- **BRIEF**
Exactly reproduce the lines that follow.

- **PROVIDED DATA**

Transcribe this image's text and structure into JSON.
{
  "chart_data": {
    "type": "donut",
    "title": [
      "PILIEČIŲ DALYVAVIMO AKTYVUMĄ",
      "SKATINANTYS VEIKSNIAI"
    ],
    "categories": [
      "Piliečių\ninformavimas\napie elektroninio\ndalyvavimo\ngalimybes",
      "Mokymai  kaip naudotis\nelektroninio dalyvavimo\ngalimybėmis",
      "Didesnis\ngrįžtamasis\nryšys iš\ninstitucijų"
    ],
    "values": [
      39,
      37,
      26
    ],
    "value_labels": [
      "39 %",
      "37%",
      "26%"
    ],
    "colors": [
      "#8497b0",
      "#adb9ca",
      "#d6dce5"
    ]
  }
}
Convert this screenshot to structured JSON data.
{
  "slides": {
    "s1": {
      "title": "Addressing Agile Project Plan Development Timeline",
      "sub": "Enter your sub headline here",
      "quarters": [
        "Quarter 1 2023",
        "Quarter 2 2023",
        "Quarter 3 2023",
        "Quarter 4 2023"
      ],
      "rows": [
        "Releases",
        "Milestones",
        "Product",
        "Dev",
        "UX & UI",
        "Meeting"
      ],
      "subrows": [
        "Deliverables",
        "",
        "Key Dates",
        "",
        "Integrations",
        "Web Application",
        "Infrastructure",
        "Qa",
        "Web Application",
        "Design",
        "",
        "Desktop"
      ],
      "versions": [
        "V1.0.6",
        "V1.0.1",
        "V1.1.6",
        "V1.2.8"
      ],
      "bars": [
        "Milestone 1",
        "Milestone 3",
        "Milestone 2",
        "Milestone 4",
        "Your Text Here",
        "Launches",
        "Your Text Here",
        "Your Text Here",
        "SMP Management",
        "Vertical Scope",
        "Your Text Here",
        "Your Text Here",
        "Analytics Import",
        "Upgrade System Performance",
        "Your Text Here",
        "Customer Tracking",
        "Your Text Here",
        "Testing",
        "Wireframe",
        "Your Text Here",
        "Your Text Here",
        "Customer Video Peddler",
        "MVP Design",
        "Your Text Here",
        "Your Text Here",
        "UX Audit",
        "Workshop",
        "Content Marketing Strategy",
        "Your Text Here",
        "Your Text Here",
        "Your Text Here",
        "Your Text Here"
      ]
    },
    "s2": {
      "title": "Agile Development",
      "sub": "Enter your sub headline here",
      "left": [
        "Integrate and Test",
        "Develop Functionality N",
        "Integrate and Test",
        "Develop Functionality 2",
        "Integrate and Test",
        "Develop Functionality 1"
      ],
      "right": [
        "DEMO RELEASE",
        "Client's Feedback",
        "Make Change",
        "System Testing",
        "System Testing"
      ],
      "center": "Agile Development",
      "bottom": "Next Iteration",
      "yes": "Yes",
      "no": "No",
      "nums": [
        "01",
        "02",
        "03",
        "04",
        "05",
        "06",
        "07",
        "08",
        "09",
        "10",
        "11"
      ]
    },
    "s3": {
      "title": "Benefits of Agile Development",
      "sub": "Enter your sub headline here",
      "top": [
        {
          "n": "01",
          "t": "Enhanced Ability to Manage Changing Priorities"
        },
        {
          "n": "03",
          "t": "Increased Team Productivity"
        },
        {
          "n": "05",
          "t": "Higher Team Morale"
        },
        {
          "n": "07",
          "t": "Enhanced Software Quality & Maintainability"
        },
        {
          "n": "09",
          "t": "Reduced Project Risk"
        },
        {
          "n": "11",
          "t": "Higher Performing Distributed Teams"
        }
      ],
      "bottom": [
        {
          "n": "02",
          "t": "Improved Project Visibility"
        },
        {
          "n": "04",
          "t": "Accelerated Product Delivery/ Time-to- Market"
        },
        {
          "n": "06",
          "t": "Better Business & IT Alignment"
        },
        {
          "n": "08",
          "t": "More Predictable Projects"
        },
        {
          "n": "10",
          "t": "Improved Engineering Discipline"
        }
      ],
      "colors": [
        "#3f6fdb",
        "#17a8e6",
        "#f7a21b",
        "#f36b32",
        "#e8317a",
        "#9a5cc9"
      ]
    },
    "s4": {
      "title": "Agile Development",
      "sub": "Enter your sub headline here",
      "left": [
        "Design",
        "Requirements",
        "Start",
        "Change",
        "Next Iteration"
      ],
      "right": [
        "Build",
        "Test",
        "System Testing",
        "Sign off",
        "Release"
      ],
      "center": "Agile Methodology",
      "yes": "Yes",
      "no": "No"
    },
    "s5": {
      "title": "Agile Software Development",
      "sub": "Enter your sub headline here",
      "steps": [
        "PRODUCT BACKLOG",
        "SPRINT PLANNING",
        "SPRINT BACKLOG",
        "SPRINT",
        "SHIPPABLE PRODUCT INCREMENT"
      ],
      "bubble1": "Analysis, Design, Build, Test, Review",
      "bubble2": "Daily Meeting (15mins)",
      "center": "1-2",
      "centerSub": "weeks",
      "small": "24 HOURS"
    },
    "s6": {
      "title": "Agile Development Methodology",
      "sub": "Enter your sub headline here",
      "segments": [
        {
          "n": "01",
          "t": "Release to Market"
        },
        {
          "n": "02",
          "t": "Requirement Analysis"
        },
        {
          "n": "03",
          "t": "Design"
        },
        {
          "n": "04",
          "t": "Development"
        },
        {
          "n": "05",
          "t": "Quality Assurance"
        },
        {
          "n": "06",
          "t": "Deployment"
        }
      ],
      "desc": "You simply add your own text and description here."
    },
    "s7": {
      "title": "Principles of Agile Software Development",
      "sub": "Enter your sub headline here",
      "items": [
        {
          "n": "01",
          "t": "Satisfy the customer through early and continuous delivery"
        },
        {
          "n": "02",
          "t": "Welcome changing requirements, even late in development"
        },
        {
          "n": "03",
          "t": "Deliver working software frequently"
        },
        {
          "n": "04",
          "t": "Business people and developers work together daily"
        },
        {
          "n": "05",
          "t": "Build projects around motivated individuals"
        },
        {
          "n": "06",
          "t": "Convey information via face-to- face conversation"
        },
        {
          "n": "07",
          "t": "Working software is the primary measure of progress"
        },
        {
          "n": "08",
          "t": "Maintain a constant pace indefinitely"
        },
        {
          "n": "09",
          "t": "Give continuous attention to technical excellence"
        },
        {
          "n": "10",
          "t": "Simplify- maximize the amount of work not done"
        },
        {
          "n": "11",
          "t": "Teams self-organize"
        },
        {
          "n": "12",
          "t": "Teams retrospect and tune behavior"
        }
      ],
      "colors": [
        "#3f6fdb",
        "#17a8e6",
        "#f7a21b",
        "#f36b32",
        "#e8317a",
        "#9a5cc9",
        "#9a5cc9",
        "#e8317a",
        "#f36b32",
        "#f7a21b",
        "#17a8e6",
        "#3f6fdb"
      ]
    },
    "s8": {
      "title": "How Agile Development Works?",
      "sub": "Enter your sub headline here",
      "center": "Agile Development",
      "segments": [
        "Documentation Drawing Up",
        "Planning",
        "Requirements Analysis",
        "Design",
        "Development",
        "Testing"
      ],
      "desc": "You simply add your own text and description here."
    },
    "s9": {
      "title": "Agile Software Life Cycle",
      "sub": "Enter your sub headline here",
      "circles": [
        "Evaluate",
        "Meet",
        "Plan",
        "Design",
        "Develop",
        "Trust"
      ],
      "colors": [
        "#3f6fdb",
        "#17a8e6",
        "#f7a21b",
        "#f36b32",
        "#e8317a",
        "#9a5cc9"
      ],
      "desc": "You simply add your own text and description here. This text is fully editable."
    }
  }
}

- **RESULT FOR THIS EXERCISE**
Transcribe this image's text and structure into JSON.
{
  "chart_data": {
    "type": "donut",
    "title": [
      "PILIEČIŲ DALYVAVIMO AKTYVUMĄ",
      "SKATINANTYS VEIKSNIAI"
    ],
    "categories": [
      "Piliečių\ninformavimas\napie elektroninio\ndalyvavimo\ngalimybes",
      "Mokymai  kaip naudotis\nelektroninio dalyvavimo\ngalimybėmis",
      "Didesnis\ngrįžtamasis\nryšys iš\ninstitucijų"
    ],
    "values": [
      39,
      37,
      26
    ],
    "value_labels": [
      "39 %",
      "37%",
      "26%"
    ],
    "colors": [
      "#8497b0",
      "#adb9ca",
      "#d6dce5"
    ]
  }
}
Convert this screenshot to structured JSON data.
{
  "slides": {
    "s1": {
      "title": "Addressing Agile Project Plan Development Timeline",
      "sub": "Enter your sub headline here",
      "quarters": [
        "Quarter 1 2023",
        "Quarter 2 2023",
        "Quarter 3 2023",
        "Quarter 4 2023"
      ],
      "rows": [
        "Releases",
        "Milestones",
        "Product",
        "Dev",
        "UX & UI",
        "Meeting"
      ],
      "subrows": [
        "Deliverables",
        "",
        "Key Dates",
        "",
        "Integrations",
        "Web Application",
        "Infrastructure",
        "Qa",
        "Web Application",
        "Design",
        "",
        "Desktop"
      ],
      "versions": [
        "V1.0.6",
        "V1.0.1",
        "V1.1.6",
        "V1.2.8"
      ],
      "bars": [
        "Milestone 1",
        "Milestone 3",
        "Milestone 2",
        "Milestone 4",
        "Your Text Here",
        "Launches",
        "Your Text Here",
        "Your Text Here",
        "SMP Management",
        "Vertical Scope",
        "Your Text Here",
        "Your Text Here",
        "Analytics Import",
        "Upgrade System Performance",
        "Your Text Here",
        "Customer Tracking",
        "Your Text Here",
        "Testing",
        "Wireframe",
        "Your Text Here",
        "Your Text Here",
        "Customer Video Peddler",
        "MVP Design",
        "Your Text Here",
        "Your Text Here",
        "UX Audit",
        "Workshop",
        "Content Marketing Strategy",
        "Your Text Here",
        "Your Text Here",
        "Your Text Here",
        "Your Text Here"
      ]
    },
    "s2": {
      "title": "Agile Development",
      "sub": "Enter your sub headline here",
      "left": [
        "Integrate and Test",
        "Develop Functionality N",
        "Integrate and Test",
        "Develop Functionality 2",
        "Integrate and Test",
        "Develop Functionality 1"
      ],
      "right": [
        "DEMO RELEASE",
        "Client's Feedback",
        "Make Change",
        "System Testing",
        "System Testing"
      ],
      "center": "Agile Development",
      "bottom": "Next Iteration",
      "yes": "Yes",
      "no": "No",
      "nums": [
        "01",
        "02",
        "03",
        "04",
        "05",
        "06",
        "07",
        "08",
        "09",
        "10",
        "11"
      ]
    },
    "s3": {
      "title": "Benefits of Agile Development",
      "sub": "Enter your sub headline here",
      "top": [
        {
          "n": "01",
          "t": "Enhanced Ability to Manage Changing Priorities"
        },
        {
          "n": "03",
          "t": "Increased Team Productivity"
        },
        {
          "n": "05",
          "t": "Higher Team Morale"
        },
        {
          "n": "07",
          "t": "Enhanced Software Quality & Maintainability"
        },
        {
          "n": "09",
          "t": "Reduced Project Risk"
        },
        {
          "n": "11",
          "t": "Higher Performing Distributed Teams"
        }
      ],
      "bottom": [
        {
          "n": "02",
          "t": "Improved Project Visibility"
        },
        {
          "n": "04",
          "t": "Accelerated Product Delivery/ Time-to- Market"
        },
        {
          "n": "06",
          "t": "Better Business & IT Alignment"
        },
        {
          "n": "08",
          "t": "More Predictable Projects"
        },
        {
          "n": "10",
          "t": "Improved Engineering Discipline"
        }
      ],
      "colors": [
        "#3f6fdb",
        "#17a8e6",
        "#f7a21b",
        "#f36b32",
        "#e8317a",
        "#9a5cc9"
      ]
    },
    "s4": {
      "title": "Agile Development",
      "sub": "Enter your sub headline here",
      "left": [
        "Design",
        "Requirements",
        "Start",
        "Change",
        "Next Iteration"
      ],
      "right": [
        "Build",
        "Test",
        "System Testing",
        "Sign off",
        "Release"
      ],
      "center": "Agile Methodology",
      "yes": "Yes",
      "no": "No"
    },
    "s5": {
      "title": "Agile Software Development",
      "sub": "Enter your sub headline here",
      "steps": [
        "PRODUCT BACKLOG",
        "SPRINT PLANNING",
        "SPRINT BACKLOG",
        "SPRINT",
        "SHIPPABLE PRODUCT INCREMENT"
      ],
      "bubble1": "Analysis, Design, Build, Test, Review",
      "bubble2": "Daily Meeting (15mins)",
      "center": "1-2",
      "centerSub": "weeks",
      "small": "24 HOURS"
    },
    "s6": {
      "title": "Agile Development Methodology",
      "sub": "Enter your sub headline here",
      "segments": [
        {
          "n": "01",
          "t": "Release to Market"
        },
        {
          "n": "02",
          "t": "Requirement Analysis"
        },
        {
          "n": "03",
          "t": "Design"
        },
        {
          "n": "04",
          "t": "Development"
        },
        {
          "n": "05",
          "t": "Quality Assurance"
        },
        {
          "n": "06",
          "t": "Deployment"
        }
      ],
      "desc": "You simply add your own text and description here."
    },
    "s7": {
      "title": "Principles of Agile Software Development",
      "sub": "Enter your sub headline here",
      "items": [
        {
          "n": "01",
          "t": "Satisfy the customer through early and continuous delivery"
        },
        {
          "n": "02",
          "t": "Welcome changing requirements, even late in development"
        },
        {
          "n": "03",
          "t": "Deliver working software frequently"
        },
        {
          "n": "04",
          "t": "Business people and developers work together daily"
        },
        {
          "n": "05",
          "t": "Build projects around motivated individuals"
        },
        {
          "n": "06",
          "t": "Convey information via face-to- face conversation"
        },
        {
          "n": "07",
          "t": "Working software is the primary measure of progress"
        },
        {
          "n": "08",
          "t": "Maintain a constant pace indefinitely"
        },
        {
          "n": "09",
          "t": "Give continuous attention to technical excellence"
        },
        {
          "n": "10",
          "t": "Simplify- maximize the amount of work not done"
        },
        {
          "n": "11",
          "t": "Teams self-organize"
        },
        {
          "n": "12",
          "t": "Teams retrospect and tune behavior"
        }
      ],
      "colors": [
        "#3f6fdb",
        "#17a8e6",
        "#f7a21b",
        "#f36b32",
        "#e8317a",
        "#9a5cc9",
        "#9a5cc9",
        "#e8317a",
        "#f36b32",
        "#f7a21b",
        "#17a8e6",
        "#3f6fdb"
      ]
    },
    "s8": {
      "title": "How Agile Development Works?",
      "sub": "Enter your sub headline here",
      "center": "Agile Development",
      "segments": [
        "Documentation Drawing Up",
        "Planning",
        "Requirements Analysis",
        "Design",
        "Development",
        "Testing"
      ],
      "desc": "You simply add your own text and description here."
    },
    "s9": {
      "title": "Agile Software Life Cycle",
      "sub": "Enter your sub headline here",
      "circles": [
        "Evaluate",
        "Meet",
        "Plan",
        "Design",
        "Develop",
        "Trust"
      ],
      "colors": [
        "#3f6fdb",
        "#17a8e6",
        "#f7a21b",
        "#f36b32",
        "#e8317a",
        "#9a5cc9"
      ],
      "desc": "You simply add your own text and description here. This text is fully editable."
    }
  }
}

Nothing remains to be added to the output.